(PROMPT):
Your task is to count the lines of the entries below that include the word "растяжение" and to give only the resulting number.

* Begin INFORMATION SHOWN *

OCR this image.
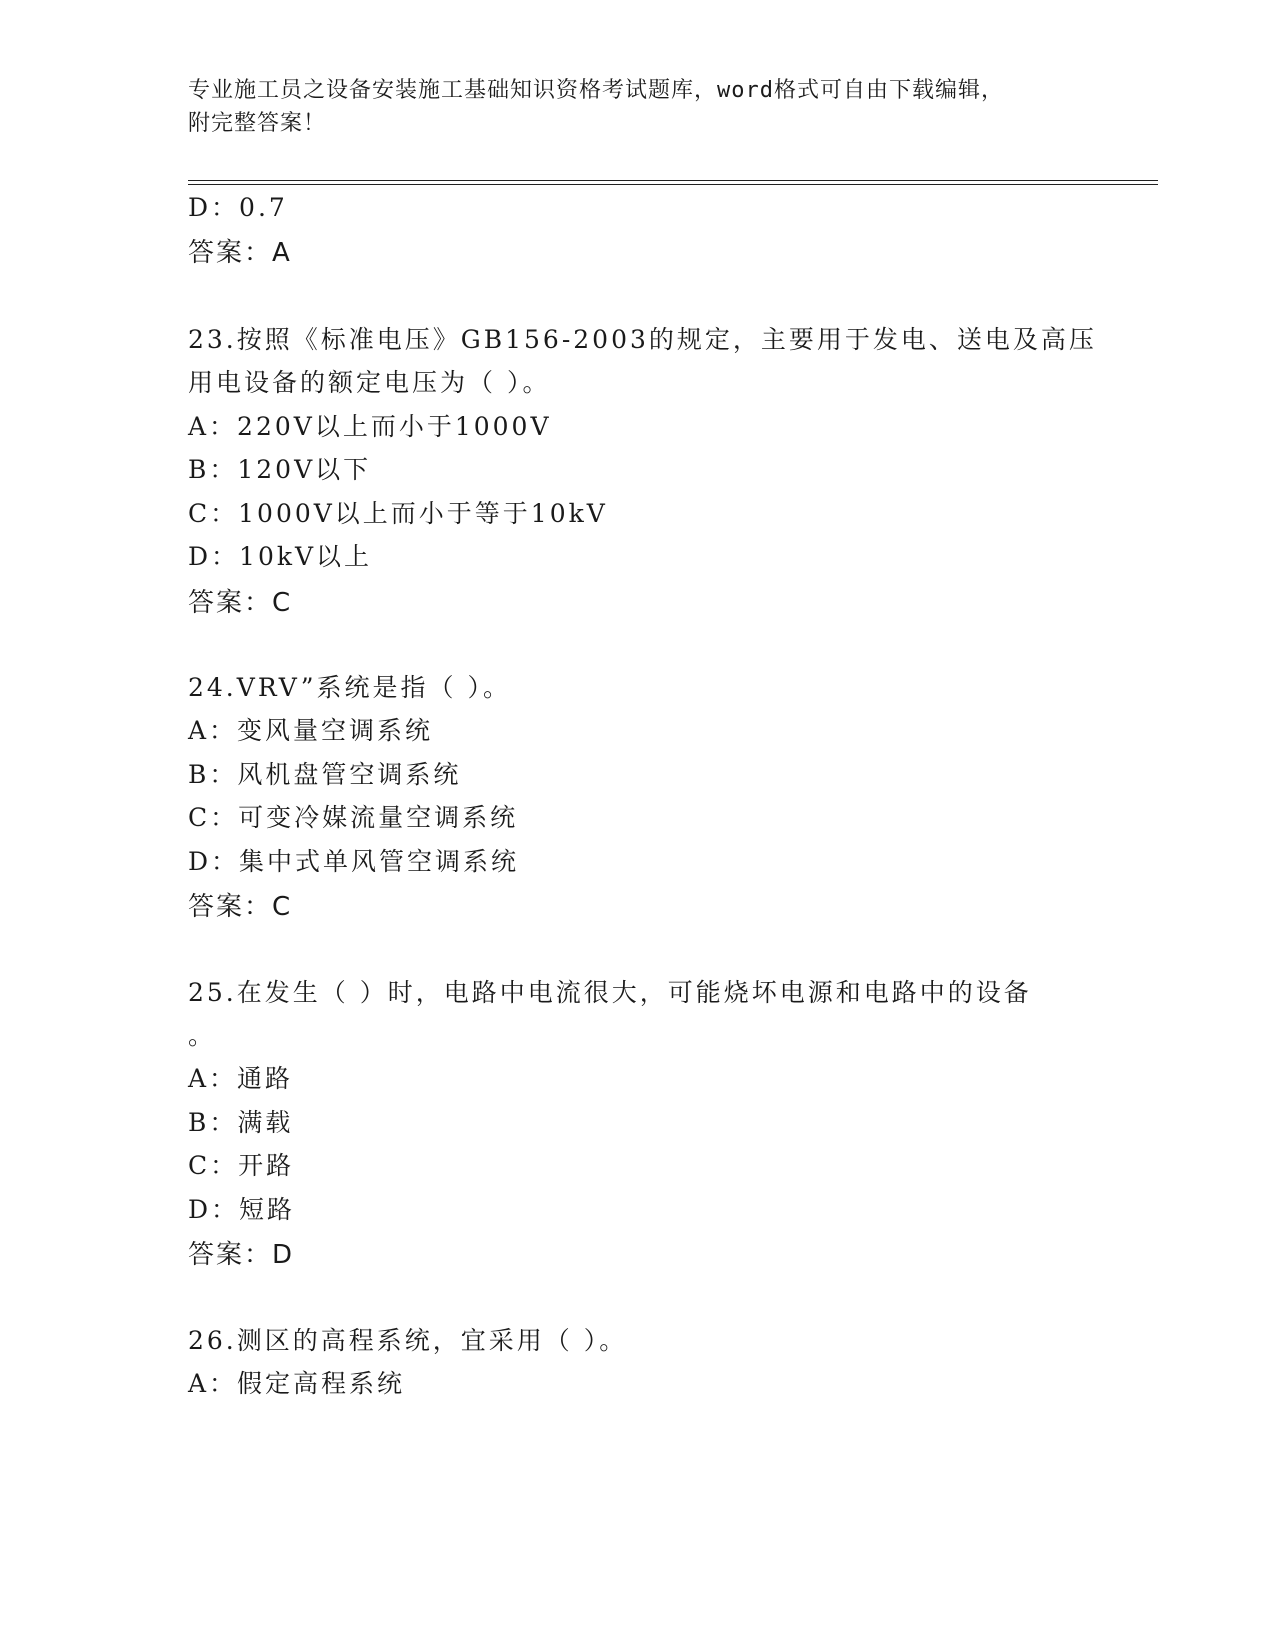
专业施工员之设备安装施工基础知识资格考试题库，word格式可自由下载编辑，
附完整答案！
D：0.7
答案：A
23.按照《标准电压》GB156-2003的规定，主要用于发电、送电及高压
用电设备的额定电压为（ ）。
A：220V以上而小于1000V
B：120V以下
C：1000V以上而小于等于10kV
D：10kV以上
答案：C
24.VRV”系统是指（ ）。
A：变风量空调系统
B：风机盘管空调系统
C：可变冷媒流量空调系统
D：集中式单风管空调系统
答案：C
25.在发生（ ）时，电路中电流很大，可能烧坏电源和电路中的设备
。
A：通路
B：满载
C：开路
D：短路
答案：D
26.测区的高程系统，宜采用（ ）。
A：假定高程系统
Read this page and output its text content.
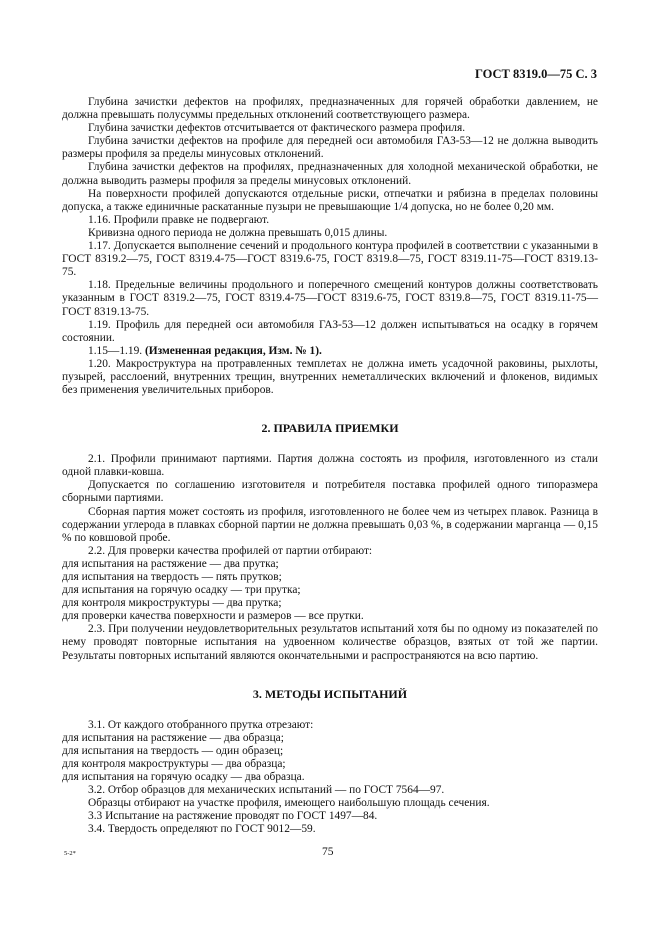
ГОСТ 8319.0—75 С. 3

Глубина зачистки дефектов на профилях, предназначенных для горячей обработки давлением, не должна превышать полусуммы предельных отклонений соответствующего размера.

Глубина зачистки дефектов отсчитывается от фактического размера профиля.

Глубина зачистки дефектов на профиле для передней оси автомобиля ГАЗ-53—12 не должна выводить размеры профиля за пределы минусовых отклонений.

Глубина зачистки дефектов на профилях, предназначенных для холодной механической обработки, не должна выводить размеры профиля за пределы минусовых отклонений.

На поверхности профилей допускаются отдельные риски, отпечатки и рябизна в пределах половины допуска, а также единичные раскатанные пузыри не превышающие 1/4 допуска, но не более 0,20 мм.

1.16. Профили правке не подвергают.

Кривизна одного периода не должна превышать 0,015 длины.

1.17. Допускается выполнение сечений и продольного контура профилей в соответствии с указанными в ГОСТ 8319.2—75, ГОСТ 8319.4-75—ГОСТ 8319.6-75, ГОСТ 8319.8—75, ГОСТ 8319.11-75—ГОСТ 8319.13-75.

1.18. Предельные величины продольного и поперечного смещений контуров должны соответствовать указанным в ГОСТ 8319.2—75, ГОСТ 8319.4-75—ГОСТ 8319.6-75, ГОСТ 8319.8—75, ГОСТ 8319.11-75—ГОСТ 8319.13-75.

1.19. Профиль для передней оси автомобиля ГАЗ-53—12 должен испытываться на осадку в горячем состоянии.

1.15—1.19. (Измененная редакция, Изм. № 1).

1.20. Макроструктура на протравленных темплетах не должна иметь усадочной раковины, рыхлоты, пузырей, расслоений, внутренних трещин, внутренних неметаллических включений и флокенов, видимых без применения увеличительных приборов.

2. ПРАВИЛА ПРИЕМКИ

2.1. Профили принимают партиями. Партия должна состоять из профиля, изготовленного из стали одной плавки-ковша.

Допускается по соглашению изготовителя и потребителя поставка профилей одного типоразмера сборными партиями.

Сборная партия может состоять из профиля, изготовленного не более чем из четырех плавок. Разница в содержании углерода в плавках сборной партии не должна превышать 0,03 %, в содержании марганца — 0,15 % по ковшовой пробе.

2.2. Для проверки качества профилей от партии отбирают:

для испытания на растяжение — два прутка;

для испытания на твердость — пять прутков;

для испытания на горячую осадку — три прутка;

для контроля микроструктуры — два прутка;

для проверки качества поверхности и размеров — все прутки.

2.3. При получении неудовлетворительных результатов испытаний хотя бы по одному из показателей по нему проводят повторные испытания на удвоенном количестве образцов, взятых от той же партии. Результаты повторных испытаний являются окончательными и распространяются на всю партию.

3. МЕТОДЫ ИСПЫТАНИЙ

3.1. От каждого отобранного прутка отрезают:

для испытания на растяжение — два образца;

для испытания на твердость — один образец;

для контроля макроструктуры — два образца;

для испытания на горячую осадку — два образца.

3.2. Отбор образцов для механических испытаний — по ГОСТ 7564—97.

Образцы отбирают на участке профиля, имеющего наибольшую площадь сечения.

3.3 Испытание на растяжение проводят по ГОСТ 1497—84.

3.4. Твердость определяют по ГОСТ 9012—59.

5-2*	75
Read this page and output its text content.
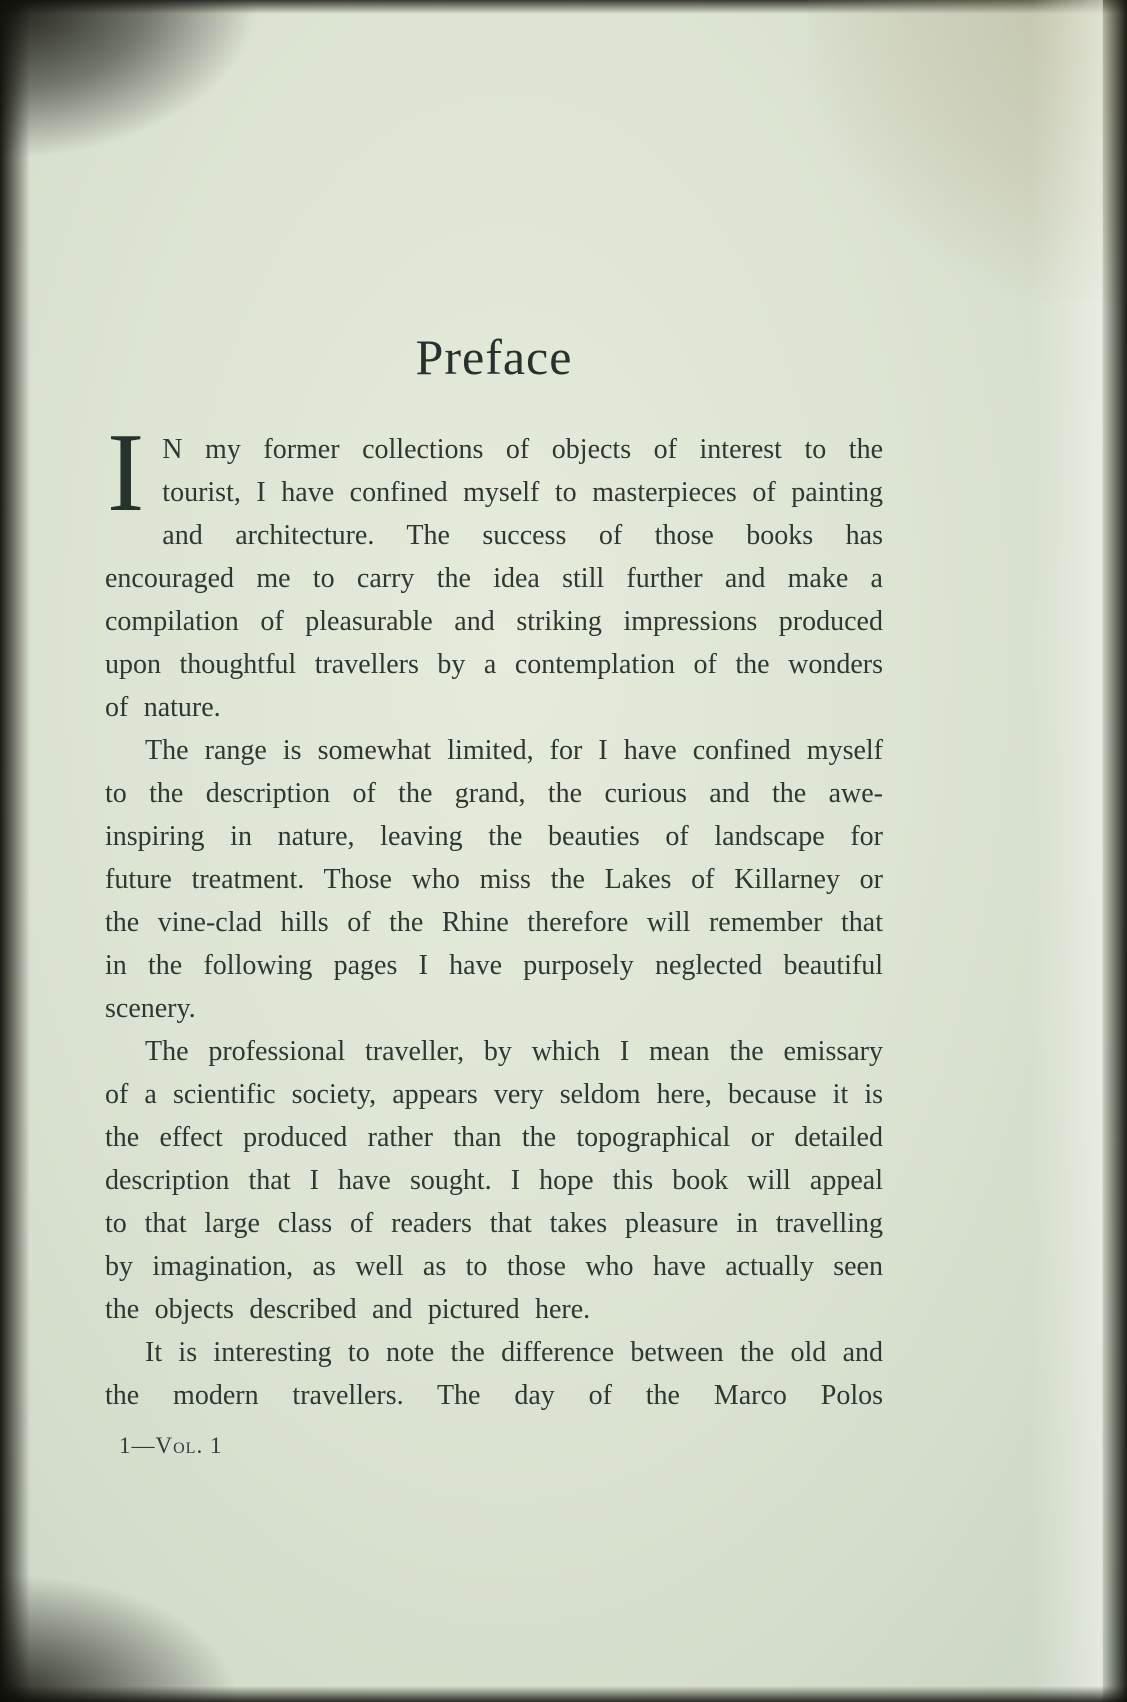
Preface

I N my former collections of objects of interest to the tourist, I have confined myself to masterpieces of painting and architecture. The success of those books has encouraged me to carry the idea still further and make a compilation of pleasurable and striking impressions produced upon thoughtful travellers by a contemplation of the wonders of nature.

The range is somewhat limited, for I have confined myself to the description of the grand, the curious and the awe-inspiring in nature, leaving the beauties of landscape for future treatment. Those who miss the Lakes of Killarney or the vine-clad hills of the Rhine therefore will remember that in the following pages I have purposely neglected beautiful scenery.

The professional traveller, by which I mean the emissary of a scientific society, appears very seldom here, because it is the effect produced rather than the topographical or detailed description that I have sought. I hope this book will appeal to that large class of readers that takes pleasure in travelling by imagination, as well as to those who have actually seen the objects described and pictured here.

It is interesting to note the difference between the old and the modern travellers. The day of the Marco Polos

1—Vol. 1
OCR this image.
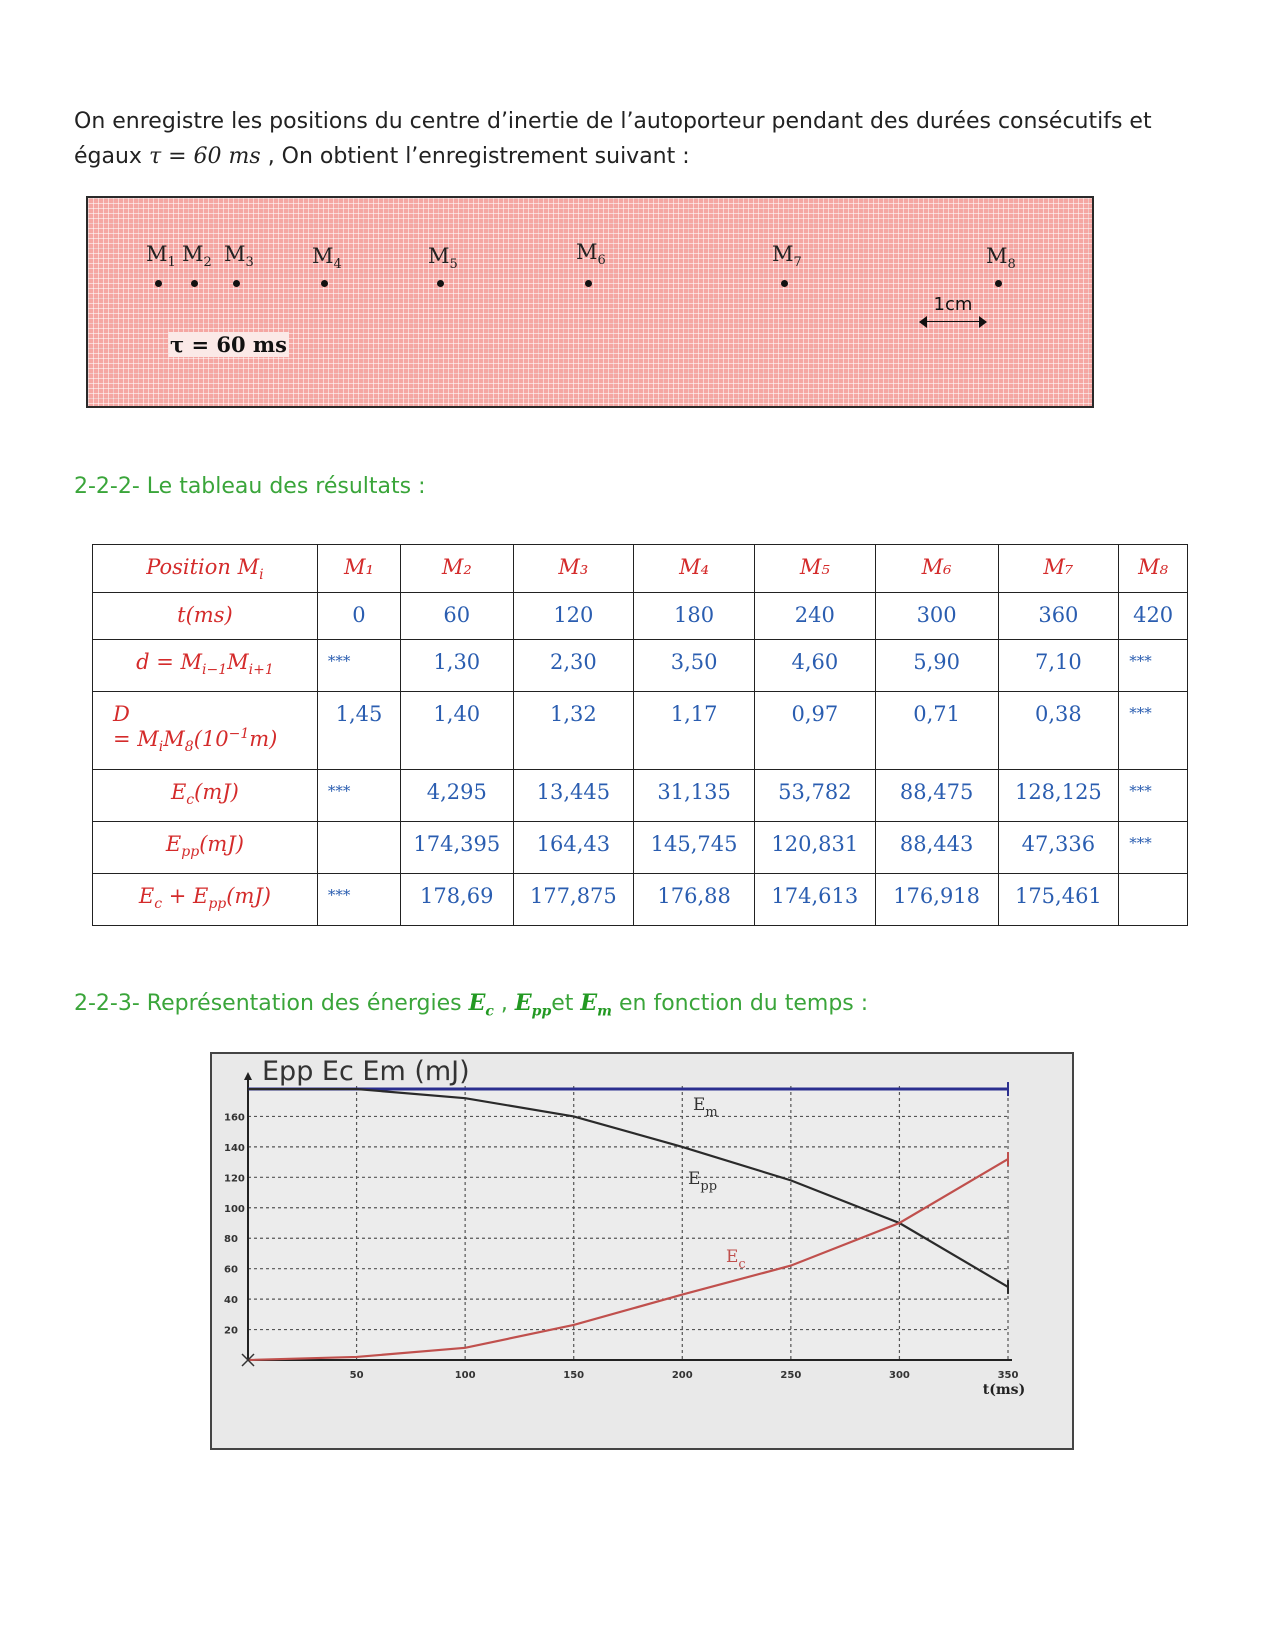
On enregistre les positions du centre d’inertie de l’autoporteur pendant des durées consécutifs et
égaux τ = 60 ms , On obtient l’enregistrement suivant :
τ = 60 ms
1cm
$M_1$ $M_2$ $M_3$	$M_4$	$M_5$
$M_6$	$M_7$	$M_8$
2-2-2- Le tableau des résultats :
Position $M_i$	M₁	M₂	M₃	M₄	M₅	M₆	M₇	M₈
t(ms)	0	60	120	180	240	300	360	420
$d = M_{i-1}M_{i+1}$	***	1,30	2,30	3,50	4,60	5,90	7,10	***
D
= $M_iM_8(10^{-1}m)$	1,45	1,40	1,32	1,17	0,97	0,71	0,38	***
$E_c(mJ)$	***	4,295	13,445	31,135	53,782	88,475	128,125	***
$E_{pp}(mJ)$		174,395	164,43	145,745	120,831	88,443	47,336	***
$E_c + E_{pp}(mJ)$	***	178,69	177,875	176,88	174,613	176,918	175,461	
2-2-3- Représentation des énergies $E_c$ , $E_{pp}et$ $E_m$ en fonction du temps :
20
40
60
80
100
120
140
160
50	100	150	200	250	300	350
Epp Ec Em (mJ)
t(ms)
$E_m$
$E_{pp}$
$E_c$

* End INFORMATION SHOWN *

(EXERCISE ANSWER):
3